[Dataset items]
>>>

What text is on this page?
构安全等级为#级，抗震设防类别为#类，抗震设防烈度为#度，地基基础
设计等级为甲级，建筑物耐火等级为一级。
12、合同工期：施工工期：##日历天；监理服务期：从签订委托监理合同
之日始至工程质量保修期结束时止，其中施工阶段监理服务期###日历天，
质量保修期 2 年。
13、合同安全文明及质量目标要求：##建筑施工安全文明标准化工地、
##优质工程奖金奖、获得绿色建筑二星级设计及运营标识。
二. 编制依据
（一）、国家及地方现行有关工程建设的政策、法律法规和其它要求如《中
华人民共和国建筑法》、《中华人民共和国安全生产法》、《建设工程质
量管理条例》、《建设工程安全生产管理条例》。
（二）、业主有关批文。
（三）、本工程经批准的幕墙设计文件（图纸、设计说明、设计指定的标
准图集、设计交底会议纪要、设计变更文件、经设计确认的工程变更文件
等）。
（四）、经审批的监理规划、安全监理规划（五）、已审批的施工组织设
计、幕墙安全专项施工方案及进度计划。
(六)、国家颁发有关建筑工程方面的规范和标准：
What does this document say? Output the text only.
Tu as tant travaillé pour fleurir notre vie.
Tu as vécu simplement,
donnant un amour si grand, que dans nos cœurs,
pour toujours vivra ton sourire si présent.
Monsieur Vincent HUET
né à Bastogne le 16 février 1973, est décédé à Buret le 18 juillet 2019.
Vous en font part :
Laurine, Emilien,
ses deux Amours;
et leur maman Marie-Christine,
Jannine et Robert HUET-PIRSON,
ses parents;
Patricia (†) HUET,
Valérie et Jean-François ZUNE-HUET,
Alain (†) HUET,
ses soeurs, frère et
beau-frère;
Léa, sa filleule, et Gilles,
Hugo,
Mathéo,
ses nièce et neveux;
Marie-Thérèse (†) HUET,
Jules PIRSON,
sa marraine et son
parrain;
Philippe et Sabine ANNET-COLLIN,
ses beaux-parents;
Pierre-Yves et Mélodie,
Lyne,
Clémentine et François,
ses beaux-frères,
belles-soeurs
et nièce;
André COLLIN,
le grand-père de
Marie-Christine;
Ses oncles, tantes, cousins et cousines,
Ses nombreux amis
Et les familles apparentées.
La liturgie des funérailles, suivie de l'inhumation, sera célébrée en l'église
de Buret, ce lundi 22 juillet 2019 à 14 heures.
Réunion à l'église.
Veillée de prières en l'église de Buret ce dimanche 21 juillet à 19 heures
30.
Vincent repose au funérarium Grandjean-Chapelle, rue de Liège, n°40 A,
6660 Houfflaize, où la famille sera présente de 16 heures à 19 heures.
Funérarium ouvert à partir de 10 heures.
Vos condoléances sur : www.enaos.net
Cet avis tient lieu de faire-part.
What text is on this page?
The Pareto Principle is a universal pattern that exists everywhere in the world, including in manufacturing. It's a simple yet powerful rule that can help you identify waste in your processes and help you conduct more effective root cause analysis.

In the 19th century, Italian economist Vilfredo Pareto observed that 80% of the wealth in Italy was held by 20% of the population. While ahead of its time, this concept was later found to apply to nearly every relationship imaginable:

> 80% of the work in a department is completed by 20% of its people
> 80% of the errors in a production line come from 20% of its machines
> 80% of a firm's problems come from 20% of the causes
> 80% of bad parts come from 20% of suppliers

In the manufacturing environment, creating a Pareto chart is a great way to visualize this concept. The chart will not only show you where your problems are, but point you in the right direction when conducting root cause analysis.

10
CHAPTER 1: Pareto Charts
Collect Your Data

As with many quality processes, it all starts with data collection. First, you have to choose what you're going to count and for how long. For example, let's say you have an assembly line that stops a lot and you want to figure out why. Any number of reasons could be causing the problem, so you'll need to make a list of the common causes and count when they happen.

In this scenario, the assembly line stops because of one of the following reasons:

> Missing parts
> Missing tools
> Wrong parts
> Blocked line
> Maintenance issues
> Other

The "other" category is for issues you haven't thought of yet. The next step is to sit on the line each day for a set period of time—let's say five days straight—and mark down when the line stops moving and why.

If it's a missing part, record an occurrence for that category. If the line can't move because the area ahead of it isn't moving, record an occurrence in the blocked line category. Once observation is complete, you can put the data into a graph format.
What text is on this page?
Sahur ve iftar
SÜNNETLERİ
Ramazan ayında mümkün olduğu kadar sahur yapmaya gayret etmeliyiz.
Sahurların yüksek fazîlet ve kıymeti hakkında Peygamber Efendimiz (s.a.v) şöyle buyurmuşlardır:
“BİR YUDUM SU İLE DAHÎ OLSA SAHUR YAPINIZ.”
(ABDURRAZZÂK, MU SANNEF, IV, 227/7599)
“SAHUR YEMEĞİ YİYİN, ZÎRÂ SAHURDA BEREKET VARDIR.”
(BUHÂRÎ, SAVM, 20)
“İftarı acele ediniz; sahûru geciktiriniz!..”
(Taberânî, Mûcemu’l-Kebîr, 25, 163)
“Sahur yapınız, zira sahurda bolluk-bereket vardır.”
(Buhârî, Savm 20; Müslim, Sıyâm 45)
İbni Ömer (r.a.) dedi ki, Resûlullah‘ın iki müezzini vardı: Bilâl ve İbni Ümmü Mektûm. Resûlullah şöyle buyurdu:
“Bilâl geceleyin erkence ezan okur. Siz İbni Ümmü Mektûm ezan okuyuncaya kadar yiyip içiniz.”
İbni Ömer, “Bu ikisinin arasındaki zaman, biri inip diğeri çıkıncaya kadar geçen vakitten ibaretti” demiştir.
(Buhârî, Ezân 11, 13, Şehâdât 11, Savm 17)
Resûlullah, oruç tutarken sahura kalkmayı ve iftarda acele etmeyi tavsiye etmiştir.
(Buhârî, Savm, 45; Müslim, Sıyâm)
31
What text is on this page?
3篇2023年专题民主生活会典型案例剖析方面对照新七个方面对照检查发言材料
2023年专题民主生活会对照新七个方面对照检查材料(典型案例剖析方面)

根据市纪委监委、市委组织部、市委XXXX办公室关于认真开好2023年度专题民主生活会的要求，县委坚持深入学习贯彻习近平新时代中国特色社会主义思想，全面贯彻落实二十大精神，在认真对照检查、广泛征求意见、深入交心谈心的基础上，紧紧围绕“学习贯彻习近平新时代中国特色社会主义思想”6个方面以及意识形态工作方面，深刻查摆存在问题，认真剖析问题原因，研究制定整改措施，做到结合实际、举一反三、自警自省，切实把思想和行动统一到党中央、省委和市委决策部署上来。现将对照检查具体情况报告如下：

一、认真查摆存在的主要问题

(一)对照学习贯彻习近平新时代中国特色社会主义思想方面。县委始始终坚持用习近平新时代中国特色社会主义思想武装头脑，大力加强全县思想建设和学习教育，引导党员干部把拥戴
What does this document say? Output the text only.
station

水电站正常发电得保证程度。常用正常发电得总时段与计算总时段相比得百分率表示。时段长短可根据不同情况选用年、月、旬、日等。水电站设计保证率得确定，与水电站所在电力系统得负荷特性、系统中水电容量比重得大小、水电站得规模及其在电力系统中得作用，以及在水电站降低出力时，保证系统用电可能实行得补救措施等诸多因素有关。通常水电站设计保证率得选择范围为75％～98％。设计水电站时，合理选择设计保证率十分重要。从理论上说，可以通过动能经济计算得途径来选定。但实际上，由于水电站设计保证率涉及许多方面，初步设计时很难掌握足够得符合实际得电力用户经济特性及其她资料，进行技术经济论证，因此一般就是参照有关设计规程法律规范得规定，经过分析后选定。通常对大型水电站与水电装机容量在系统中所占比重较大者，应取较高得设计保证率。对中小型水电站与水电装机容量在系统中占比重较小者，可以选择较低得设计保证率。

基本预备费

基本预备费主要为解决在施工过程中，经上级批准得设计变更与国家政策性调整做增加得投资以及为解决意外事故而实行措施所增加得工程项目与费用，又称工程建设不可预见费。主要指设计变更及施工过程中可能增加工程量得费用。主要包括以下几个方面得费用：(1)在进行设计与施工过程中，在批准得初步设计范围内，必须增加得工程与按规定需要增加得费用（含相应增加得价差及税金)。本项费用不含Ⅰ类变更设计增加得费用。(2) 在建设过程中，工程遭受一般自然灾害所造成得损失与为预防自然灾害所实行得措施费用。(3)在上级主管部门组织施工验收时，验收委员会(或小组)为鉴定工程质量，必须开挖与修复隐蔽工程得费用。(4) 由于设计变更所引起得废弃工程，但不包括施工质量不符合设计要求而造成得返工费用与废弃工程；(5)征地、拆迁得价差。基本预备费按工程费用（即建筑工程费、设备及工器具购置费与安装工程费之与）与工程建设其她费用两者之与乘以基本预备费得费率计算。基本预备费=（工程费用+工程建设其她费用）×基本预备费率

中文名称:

<<<

▶ [WHAT YOU ARE ASKED TO DO] Pull out every line of the records that includes the string "Pareto".

▶ [FINAL RESULT]
The Pareto Principle is a universal pattern that exists everywhere in the world, including in manufacturing. It's a simple yet powerful rule that can help you identify waste in your processes and help you conduct more effective root cause analysis.
In the 19th century, Italian economist Vilfredo Pareto observed that 80% of the wealth in Italy was held by 20% of the population. While ahead of its time, this concept was later found to apply to nearly every relationship imaginable:
In the manufacturing environment, creating a Pareto chart is a great way to visualize this concept. The chart will not only show you where your problems are, but point you in the right direction when conducting root cause analysis.
CHAPTER 1: Pareto Charts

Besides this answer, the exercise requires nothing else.